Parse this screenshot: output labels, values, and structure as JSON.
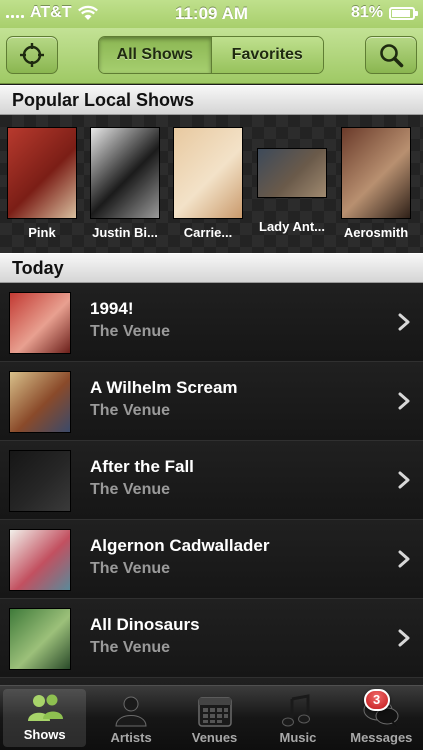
{
  "status_bar": {
    "carrier": "AT&T",
    "time": "11:09 AM",
    "battery": "81%",
    "battery_level": 0.81
  },
  "nav": {
    "segments": [
      {
        "label": "All Shows",
        "selected": true
      },
      {
        "label": "Favorites",
        "selected": false
      }
    ],
    "left_icon": "crosshair-location-icon",
    "right_icon": "search-icon"
  },
  "popular": {
    "header": "Popular Local Shows",
    "artists": [
      {
        "name": "Pink",
        "colors": [
          "#b83a2e",
          "#7b1e16",
          "#d9c0a0"
        ]
      },
      {
        "name": "Justin Bi...",
        "colors": [
          "#e8e8e8",
          "#1b1b1b",
          "#9a9a9a"
        ]
      },
      {
        "name": "Carrie...",
        "colors": [
          "#e8c9a0",
          "#f3e2c8",
          "#c99a6c"
        ]
      },
      {
        "name": "Lady Ant...",
        "colors": [
          "#3d4a5a",
          "#6a5a4a",
          "#a08a70"
        ]
      },
      {
        "name": "Aerosmith",
        "colors": [
          "#6a3a2a",
          "#b89070",
          "#2e2018"
        ]
      }
    ]
  },
  "today": {
    "header": "Today",
    "shows": [
      {
        "title": "1994!",
        "venue": "The Venue",
        "colors": [
          "#c23a33",
          "#e8a090",
          "#6b1f1a"
        ]
      },
      {
        "title": "A Wilhelm Scream",
        "venue": "The Venue",
        "colors": [
          "#d8c08a",
          "#8a4a2a",
          "#3a4a6a"
        ]
      },
      {
        "title": "After the Fall",
        "venue": "The Venue",
        "colors": [
          "#161616",
          "#262626",
          "#3a3a3a"
        ]
      },
      {
        "title": "Algernon Cadwallader",
        "venue": "The Venue",
        "colors": [
          "#f2f0ea",
          "#c25060",
          "#5a8a9a"
        ]
      },
      {
        "title": "All Dinosaurs",
        "venue": "The Venue",
        "colors": [
          "#3f7a3a",
          "#9cc07a",
          "#2a4a2a"
        ]
      }
    ]
  },
  "tabs": [
    {
      "label": "Shows",
      "icon": "people-icon",
      "active": true
    },
    {
      "label": "Artists",
      "icon": "artist-icon",
      "active": false
    },
    {
      "label": "Venues",
      "icon": "calendar-icon",
      "active": false
    },
    {
      "label": "Music",
      "icon": "music-note-icon",
      "active": false
    },
    {
      "label": "Messages",
      "icon": "chat-bubbles-icon",
      "active": false,
      "badge": "3"
    }
  ]
}
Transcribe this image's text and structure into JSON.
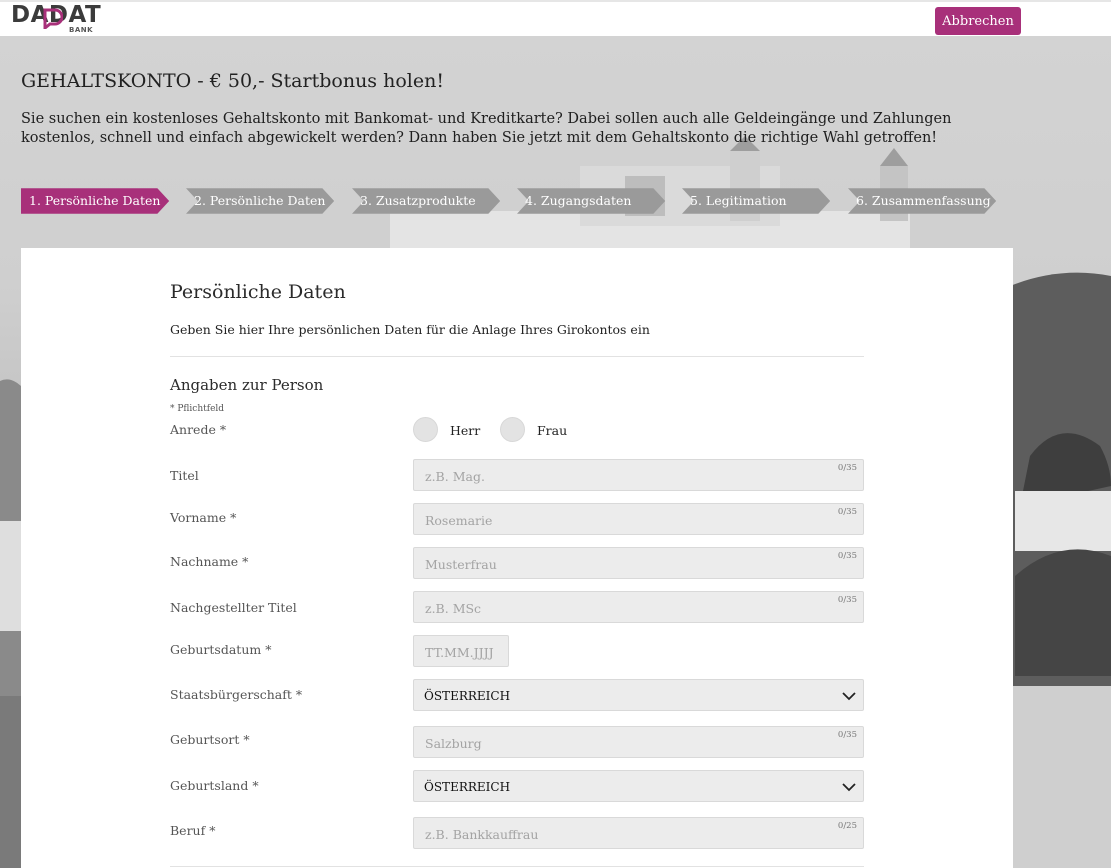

# Set task
Copy the entries exactly. Leave out the images.

# The result
Parse this screenshot: output labels, values, and structure as JSON.
{
  "status_bar": {
    "carrier": "AT&T",
    "time": "11:09 AM",
    "battery": "81%",
    "battery_level": 0.81
  },
  "nav": {
    "segments": [
      {
        "label": "All Shows",
        "selected": true
      },
      {
        "label": "Favorites",
        "selected": false
      }
    ],
    "left_icon": "crosshair-location-icon",
    "right_icon": "search-icon"
  },
  "popular": {
    "header": "Popular Local Shows",
    "artists": [
      {
        "name": "Pink",
        "colors": [
          "#b83a2e",
          "#7b1e16",
          "#d9c0a0"
        ]
      },
      {
        "name": "Justin Bi...",
        "colors": [
          "#e8e8e8",
          "#1b1b1b",
          "#9a9a9a"
        ]
      },
      {
        "name": "Carrie...",
        "colors": [
          "#e8c9a0",
          "#f3e2c8",
          "#c99a6c"
        ]
      },
      {
        "name": "Lady Ant...",
        "colors": [
          "#3d4a5a",
          "#6a5a4a",
          "#a08a70"
        ]
      },
      {
        "name": "Aerosmith",
        "colors": [
          "#6a3a2a",
          "#b89070",
          "#2e2018"
        ]
      }
    ]
  },
  "today": {
    "header": "Today",
    "shows": [
      {
        "title": "1994!",
        "venue": "The Venue",
        "colors": [
          "#c23a33",
          "#e8a090",
          "#6b1f1a"
        ]
      },
      {
        "title": "A Wilhelm Scream",
        "venue": "The Venue",
        "colors": [
          "#d8c08a",
          "#8a4a2a",
          "#3a4a6a"
        ]
      },
      {
        "title": "After the Fall",
        "venue": "The Venue",
        "colors": [
          "#161616",
          "#262626",
          "#3a3a3a"
        ]
      },
      {
        "title": "Algernon Cadwallader",
        "venue": "The Venue",
        "colors": [
          "#f2f0ea",
          "#c25060",
          "#5a8a9a"
        ]
      },
      {
        "title": "All Dinosaurs",
        "venue": "The Venue",
        "colors": [
          "#3f7a3a",
          "#9cc07a",
          "#2a4a2a"
        ]
      }
    ]
  },
  "tabs": [
    {
      "label": "Shows",
      "icon": "people-icon",
      "active": true
    },
    {
      "label": "Artists",
      "icon": "artist-icon",
      "active": false
    },
    {
      "label": "Venues",
      "icon": "calendar-icon",
      "active": false
    },
    {
      "label": "Music",
      "icon": "music-note-icon",
      "active": false
    },
    {
      "label": "Messages",
      "icon": "chat-bubbles-icon",
      "active": false,
      "badge": "3"
    }
  ]
}
Transcribe this image's text and structure into JSON.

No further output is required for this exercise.